#### [Exercise inputs]
[Start]
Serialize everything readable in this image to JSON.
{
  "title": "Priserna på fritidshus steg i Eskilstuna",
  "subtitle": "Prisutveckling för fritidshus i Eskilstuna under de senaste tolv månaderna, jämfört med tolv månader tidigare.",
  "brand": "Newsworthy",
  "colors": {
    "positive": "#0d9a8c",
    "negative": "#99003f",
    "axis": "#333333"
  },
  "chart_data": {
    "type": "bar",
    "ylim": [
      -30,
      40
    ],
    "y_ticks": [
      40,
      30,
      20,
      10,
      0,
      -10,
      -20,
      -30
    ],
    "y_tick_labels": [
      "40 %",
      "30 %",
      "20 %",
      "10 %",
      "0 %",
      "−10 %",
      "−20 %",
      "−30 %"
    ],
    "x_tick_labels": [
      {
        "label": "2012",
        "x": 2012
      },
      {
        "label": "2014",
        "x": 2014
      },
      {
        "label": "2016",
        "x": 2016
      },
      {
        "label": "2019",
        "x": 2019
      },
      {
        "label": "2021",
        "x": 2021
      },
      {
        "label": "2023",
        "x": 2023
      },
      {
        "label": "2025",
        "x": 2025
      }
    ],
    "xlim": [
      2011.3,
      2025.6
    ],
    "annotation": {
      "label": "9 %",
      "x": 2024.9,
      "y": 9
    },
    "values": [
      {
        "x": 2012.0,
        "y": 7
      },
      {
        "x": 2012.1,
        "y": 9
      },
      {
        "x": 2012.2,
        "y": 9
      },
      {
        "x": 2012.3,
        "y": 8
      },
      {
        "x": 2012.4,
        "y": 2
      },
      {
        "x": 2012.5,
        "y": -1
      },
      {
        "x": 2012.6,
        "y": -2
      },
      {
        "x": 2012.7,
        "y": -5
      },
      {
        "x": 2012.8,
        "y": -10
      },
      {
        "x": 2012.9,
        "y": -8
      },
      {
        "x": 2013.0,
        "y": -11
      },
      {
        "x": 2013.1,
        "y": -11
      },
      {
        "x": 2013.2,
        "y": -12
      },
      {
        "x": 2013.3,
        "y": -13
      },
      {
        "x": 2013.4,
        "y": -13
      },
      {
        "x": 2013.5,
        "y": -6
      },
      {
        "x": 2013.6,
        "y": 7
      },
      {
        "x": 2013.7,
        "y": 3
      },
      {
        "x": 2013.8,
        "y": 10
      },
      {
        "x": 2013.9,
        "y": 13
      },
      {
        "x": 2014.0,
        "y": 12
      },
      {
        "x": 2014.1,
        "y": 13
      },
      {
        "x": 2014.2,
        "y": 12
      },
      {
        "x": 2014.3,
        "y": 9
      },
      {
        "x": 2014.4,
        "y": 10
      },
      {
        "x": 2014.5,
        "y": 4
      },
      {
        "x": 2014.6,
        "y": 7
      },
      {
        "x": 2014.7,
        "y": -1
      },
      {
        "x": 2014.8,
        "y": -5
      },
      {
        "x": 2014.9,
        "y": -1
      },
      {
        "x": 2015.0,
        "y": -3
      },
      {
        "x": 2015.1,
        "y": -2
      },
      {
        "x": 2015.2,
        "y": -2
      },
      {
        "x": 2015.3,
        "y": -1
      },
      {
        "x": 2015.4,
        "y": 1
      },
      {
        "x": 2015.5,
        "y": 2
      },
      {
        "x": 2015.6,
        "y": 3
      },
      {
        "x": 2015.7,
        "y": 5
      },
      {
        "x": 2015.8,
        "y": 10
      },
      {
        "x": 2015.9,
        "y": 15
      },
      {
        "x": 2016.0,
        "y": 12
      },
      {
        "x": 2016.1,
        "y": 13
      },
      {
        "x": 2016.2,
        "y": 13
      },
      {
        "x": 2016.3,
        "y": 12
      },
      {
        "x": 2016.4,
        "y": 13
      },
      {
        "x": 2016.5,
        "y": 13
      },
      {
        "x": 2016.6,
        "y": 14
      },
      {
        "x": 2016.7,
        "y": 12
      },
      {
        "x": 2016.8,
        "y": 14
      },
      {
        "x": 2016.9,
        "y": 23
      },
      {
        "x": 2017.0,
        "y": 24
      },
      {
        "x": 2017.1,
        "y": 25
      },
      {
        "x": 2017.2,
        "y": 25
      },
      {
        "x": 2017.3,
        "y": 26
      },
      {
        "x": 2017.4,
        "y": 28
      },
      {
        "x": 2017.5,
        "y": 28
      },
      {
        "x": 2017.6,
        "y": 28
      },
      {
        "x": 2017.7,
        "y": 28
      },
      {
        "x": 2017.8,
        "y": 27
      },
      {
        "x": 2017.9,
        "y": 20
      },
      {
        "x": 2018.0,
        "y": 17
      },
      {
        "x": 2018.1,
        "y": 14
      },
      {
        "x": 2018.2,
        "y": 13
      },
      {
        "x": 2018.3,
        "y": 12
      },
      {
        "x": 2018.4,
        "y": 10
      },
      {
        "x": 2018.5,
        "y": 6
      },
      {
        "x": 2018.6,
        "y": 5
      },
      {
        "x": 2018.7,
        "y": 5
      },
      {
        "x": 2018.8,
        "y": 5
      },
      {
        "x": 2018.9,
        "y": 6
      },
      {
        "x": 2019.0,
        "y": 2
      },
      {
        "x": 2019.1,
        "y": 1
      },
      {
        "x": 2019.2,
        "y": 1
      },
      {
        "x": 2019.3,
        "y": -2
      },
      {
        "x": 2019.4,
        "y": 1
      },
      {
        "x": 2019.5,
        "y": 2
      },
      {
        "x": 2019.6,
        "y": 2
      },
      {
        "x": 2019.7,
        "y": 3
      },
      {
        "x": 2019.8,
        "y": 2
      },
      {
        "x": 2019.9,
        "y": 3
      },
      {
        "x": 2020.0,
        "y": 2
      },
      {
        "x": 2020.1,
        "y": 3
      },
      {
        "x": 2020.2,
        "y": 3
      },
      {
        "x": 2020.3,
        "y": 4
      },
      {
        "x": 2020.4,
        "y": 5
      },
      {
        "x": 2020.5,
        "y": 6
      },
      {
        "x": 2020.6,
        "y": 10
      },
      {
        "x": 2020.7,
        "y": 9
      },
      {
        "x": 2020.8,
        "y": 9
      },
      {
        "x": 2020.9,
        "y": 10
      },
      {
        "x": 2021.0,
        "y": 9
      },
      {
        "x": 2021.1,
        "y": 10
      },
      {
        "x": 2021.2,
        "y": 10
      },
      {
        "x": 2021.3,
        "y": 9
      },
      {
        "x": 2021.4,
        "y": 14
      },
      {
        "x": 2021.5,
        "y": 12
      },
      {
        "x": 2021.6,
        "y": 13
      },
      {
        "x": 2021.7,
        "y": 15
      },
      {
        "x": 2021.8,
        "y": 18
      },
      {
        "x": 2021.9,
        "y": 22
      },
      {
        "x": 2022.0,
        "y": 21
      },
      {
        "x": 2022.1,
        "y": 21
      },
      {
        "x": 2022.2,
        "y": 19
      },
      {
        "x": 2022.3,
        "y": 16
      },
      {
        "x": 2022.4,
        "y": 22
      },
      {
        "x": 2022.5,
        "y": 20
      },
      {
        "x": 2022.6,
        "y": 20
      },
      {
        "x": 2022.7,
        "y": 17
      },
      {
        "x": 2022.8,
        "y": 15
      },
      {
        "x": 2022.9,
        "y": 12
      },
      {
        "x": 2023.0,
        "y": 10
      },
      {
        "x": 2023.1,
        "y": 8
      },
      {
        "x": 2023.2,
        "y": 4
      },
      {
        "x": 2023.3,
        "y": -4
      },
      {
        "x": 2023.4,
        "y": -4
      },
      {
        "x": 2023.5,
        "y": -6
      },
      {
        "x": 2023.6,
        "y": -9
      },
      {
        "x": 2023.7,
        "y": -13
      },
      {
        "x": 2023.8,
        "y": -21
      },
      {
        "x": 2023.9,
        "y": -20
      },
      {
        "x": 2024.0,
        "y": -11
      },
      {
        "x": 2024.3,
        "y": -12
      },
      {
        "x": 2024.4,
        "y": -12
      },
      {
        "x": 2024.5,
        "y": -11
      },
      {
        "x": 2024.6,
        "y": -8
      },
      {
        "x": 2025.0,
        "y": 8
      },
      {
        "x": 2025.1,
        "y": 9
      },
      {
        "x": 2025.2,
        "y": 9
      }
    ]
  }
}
[End]
#### [Task brief]
Go through the entries above and count the lines containing the word "Eskilstuna"; give only that count.

#### [Full response]
2